** Work to complete **
Pick out each line with the word "name" from the material that follows.

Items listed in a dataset
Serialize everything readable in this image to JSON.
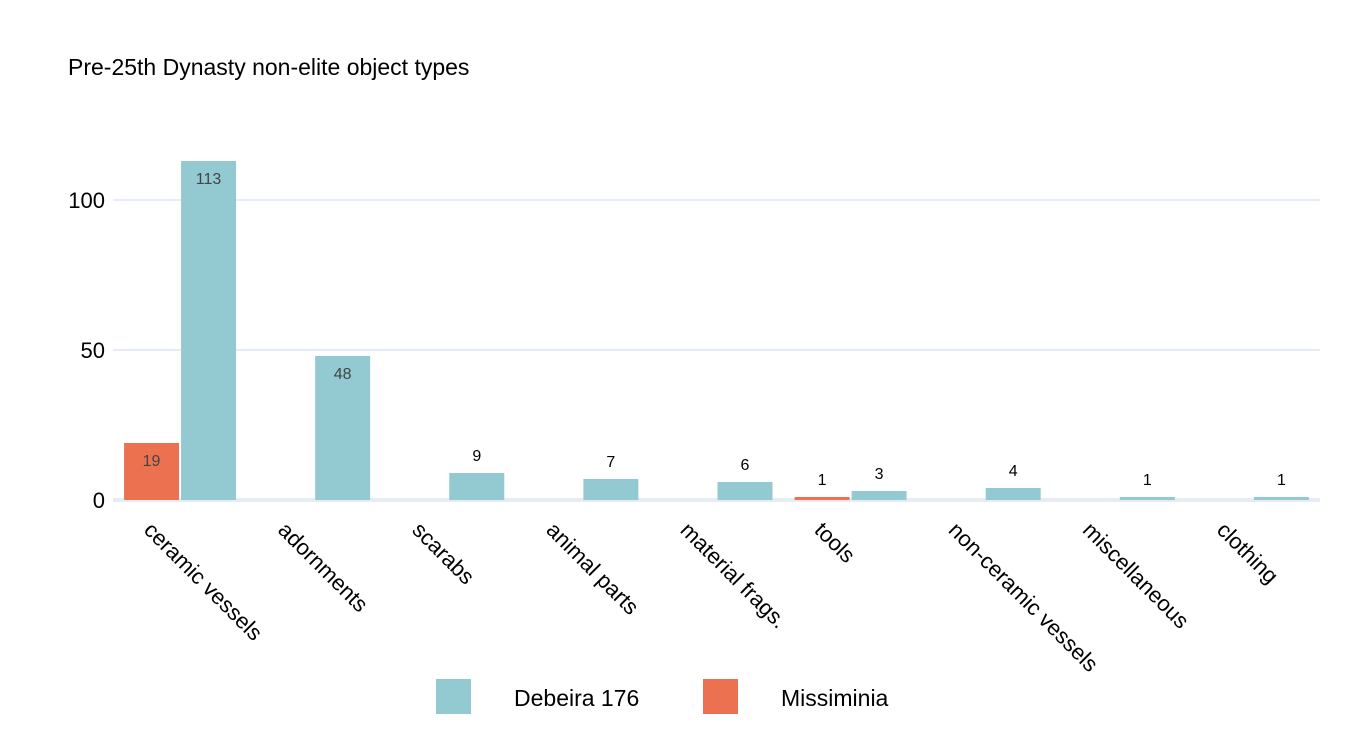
{
  "chart_data": {
    "type": "bar",
    "title": "Pre-25th Dynasty non-elite object types",
    "categories": [
      "ceramic vessels",
      "adornments",
      "scarabs",
      "animal parts",
      "material frags.",
      "tools",
      "non-ceramic vessels",
      "miscellaneous",
      "clothing"
    ],
    "series": [
      {
        "name": "Missiminia",
        "color": "#eb7150",
        "values": [
          19,
          null,
          null,
          null,
          null,
          1,
          null,
          null,
          null
        ]
      },
      {
        "name": "Debeira 176",
        "color": "#93cad1",
        "values": [
          113,
          48,
          9,
          7,
          6,
          3,
          4,
          1,
          1
        ]
      }
    ],
    "ylim": [
      0,
      130
    ],
    "yticks": [
      0,
      50,
      100
    ],
    "grid": true,
    "gridColor": "#e6ecf5",
    "legend": {
      "position": "bottom",
      "order": [
        "Debeira 176",
        "Missiminia"
      ]
    }
  }
}
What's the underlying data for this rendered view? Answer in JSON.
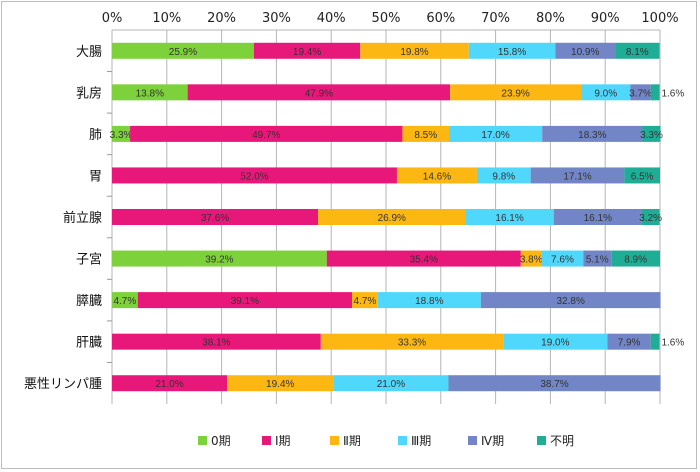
{
  "chart_data": {
    "type": "bar",
    "orientation": "horizontal",
    "stacked": "percent",
    "categories": [
      "大腸",
      "乳房",
      "肺",
      "胃",
      "前立腺",
      "子宮",
      "膵臓",
      "肝臓",
      "悪性リンパ腫"
    ],
    "series": [
      {
        "name": "0期",
        "color": "#7dd13a",
        "values": [
          25.9,
          13.8,
          3.3,
          0,
          0,
          39.2,
          4.7,
          0,
          0
        ]
      },
      {
        "name": "Ⅰ期",
        "color": "#e8177a",
        "values": [
          19.4,
          47.9,
          49.7,
          52.0,
          37.6,
          35.4,
          39.1,
          38.1,
          21.0
        ]
      },
      {
        "name": "Ⅱ期",
        "color": "#fdb712",
        "values": [
          19.8,
          23.9,
          8.5,
          14.6,
          26.9,
          3.8,
          4.7,
          33.3,
          19.4
        ]
      },
      {
        "name": "Ⅲ期",
        "color": "#4fd8fb",
        "values": [
          15.8,
          9.0,
          17.0,
          9.8,
          16.1,
          7.6,
          18.8,
          19.0,
          21.0
        ]
      },
      {
        "name": "Ⅳ期",
        "color": "#7285c6",
        "values": [
          10.9,
          3.7,
          18.3,
          17.1,
          16.1,
          5.1,
          32.8,
          7.9,
          38.7
        ]
      },
      {
        "name": "不明",
        "color": "#1fae95",
        "values": [
          8.1,
          1.6,
          3.3,
          6.5,
          3.2,
          8.9,
          0,
          1.6,
          0
        ]
      }
    ],
    "x_ticks": [
      "0%",
      "10%",
      "20%",
      "30%",
      "40%",
      "50%",
      "60%",
      "70%",
      "80%",
      "90%",
      "100%"
    ],
    "xlim": [
      0,
      100
    ],
    "grid": true,
    "legend_position": "bottom"
  }
}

** Written answer **
        "name": "Missiminia",
        "name": "Debeira 176",
        "name": "0期",
        "name": "Ⅰ期",
        "name": "Ⅱ期",
        "name": "Ⅲ期",
        "name": "Ⅳ期",
        "name": "不明",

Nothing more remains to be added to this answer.